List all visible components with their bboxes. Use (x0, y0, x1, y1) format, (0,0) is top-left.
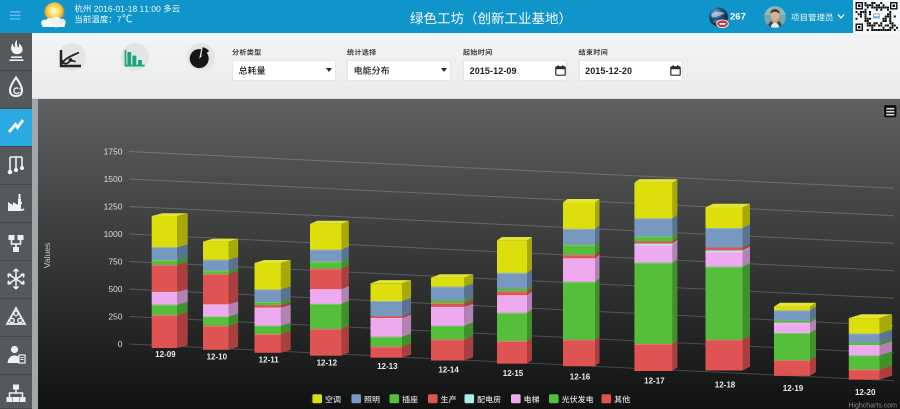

• • • • •

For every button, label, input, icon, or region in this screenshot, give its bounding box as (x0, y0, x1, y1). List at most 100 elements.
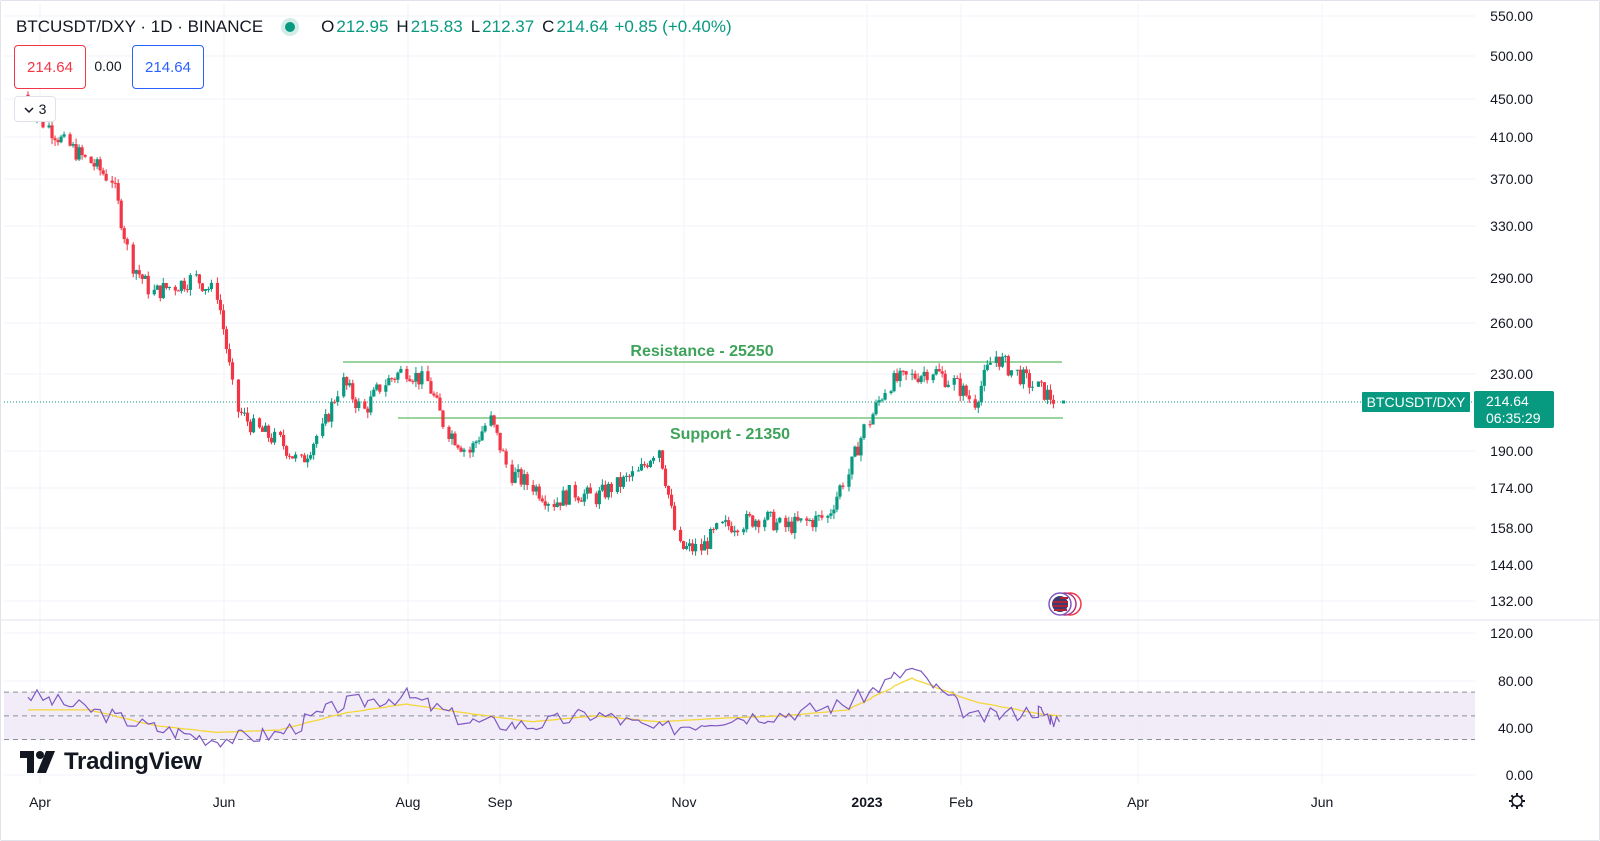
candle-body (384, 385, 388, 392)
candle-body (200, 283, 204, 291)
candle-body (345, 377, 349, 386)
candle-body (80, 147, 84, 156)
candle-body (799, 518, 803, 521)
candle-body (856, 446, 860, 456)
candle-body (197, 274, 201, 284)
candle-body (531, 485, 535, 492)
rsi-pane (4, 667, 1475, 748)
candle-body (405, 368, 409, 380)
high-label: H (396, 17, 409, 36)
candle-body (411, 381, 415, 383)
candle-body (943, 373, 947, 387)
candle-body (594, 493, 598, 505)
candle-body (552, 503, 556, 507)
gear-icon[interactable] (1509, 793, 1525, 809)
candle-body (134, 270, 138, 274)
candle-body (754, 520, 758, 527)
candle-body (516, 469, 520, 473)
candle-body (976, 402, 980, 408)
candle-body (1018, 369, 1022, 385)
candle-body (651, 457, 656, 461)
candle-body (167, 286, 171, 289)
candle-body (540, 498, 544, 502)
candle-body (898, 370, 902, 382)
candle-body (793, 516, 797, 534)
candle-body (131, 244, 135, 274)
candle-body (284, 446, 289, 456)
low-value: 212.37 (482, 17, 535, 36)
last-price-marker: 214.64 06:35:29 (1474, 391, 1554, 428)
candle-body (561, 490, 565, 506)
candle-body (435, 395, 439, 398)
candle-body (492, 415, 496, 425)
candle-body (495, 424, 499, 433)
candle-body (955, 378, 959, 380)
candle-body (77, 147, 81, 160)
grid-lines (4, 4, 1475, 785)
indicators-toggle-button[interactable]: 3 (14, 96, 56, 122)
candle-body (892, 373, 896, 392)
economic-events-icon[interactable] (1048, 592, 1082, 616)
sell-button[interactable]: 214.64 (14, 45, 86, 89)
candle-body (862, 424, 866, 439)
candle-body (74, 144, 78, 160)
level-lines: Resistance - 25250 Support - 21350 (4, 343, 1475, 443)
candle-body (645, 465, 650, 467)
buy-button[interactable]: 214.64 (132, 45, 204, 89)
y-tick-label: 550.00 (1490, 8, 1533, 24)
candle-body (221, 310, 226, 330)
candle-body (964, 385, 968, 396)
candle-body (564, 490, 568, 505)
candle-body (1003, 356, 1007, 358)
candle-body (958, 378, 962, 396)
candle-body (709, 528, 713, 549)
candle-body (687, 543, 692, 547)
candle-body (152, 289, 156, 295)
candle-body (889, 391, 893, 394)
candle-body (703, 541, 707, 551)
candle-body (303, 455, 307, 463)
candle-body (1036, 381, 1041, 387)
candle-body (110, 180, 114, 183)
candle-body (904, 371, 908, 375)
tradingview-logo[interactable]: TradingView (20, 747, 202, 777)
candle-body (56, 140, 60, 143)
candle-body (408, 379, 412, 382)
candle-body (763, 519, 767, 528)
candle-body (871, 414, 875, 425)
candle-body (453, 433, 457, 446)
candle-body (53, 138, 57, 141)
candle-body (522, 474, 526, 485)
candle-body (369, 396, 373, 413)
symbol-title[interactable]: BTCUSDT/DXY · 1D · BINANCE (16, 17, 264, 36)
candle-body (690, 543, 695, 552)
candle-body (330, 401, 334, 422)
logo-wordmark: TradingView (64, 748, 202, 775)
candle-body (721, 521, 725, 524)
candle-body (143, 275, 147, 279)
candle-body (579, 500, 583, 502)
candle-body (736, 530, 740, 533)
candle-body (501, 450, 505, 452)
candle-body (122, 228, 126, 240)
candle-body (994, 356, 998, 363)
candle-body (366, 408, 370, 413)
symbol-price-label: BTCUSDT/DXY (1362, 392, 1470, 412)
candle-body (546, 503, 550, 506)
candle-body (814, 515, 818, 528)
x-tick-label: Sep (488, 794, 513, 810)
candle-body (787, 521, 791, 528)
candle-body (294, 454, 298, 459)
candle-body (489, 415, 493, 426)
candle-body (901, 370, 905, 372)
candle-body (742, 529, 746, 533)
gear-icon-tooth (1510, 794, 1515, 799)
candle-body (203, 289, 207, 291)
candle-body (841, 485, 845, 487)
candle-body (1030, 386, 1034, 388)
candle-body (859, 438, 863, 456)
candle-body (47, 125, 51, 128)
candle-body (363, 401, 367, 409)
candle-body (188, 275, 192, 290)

• • • • •

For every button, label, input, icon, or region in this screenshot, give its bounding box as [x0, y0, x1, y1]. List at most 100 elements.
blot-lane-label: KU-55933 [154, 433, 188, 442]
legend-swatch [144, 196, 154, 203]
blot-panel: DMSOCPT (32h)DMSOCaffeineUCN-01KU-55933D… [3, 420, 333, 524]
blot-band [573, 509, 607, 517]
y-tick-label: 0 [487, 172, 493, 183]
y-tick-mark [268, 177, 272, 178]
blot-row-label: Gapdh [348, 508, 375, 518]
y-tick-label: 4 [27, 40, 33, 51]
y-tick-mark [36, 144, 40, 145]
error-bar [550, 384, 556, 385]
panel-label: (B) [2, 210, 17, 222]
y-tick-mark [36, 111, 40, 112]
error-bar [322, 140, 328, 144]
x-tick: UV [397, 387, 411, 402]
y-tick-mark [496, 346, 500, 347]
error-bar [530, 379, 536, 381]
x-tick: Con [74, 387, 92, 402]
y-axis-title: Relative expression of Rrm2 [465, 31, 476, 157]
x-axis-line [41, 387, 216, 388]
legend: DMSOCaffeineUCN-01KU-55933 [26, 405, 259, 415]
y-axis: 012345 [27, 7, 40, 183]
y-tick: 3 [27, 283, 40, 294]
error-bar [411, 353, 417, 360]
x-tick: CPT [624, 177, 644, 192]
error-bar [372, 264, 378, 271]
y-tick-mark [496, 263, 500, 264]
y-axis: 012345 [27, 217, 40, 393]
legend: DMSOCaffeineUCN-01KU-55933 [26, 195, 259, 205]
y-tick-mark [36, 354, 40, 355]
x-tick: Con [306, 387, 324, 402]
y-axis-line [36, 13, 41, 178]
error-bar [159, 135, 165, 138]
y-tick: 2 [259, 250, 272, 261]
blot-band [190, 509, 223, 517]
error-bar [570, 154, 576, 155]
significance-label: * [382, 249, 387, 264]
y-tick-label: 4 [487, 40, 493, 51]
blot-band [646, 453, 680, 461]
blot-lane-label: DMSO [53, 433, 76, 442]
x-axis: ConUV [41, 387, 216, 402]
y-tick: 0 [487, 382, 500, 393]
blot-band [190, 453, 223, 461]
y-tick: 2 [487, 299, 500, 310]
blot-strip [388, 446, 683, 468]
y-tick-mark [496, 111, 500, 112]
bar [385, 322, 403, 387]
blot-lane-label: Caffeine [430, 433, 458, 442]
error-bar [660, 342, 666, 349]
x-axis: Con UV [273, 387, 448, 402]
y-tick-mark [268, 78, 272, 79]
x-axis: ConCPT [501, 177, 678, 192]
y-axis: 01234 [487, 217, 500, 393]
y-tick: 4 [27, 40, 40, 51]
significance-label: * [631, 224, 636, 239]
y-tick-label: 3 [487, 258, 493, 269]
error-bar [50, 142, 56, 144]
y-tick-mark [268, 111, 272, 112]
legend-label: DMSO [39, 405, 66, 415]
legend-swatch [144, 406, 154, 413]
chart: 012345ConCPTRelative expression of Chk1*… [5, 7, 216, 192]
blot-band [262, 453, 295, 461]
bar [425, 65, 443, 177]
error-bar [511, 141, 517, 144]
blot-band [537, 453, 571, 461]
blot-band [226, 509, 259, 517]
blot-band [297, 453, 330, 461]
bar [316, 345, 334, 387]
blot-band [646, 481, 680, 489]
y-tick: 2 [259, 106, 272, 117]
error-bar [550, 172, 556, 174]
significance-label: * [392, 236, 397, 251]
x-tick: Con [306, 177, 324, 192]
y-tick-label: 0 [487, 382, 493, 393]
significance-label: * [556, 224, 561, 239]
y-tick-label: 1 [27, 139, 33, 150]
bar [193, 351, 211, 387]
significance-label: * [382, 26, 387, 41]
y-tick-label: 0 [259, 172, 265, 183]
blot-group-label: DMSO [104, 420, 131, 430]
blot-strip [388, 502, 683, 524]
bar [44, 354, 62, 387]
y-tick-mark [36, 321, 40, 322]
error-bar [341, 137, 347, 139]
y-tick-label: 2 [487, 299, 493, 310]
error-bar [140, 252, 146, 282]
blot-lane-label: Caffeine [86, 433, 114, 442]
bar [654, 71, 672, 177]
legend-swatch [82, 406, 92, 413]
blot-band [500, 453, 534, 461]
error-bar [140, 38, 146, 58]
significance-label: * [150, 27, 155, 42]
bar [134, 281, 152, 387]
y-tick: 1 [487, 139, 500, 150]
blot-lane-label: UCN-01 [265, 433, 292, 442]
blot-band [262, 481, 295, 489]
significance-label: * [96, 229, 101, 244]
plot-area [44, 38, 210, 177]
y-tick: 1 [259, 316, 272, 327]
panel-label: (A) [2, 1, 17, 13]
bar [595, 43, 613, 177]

• • • • •

§ **Problem description**: Render the records from the line with "y1]. List at most 100 elements." through the line with "blot-band [573, 509, 607, 517]" as a Markdown table with two columns, Row and Entry. Put a running row number in Row and the line in Entry, and leave out any blank lines.

§ **The solution**:
| Row | Entry |
|---|---|
| 1 | For every button, label, input, icon, or region in this screenshot, give its bounding box as [x0, y0, x1, y1]. List at most 100 elements. |
| 2 | blot-lane-label: KU-55933 [154, 433, 188, 442] |
| 3 | legend-swatch [144, 196, 154, 203] |
| 4 | blot-panel: DMSOCPT (32h)DMSOCaffeineUCN-01KU-55933D… [3, 420, 333, 524] |
| 5 | blot-band [573, 509, 607, 517] |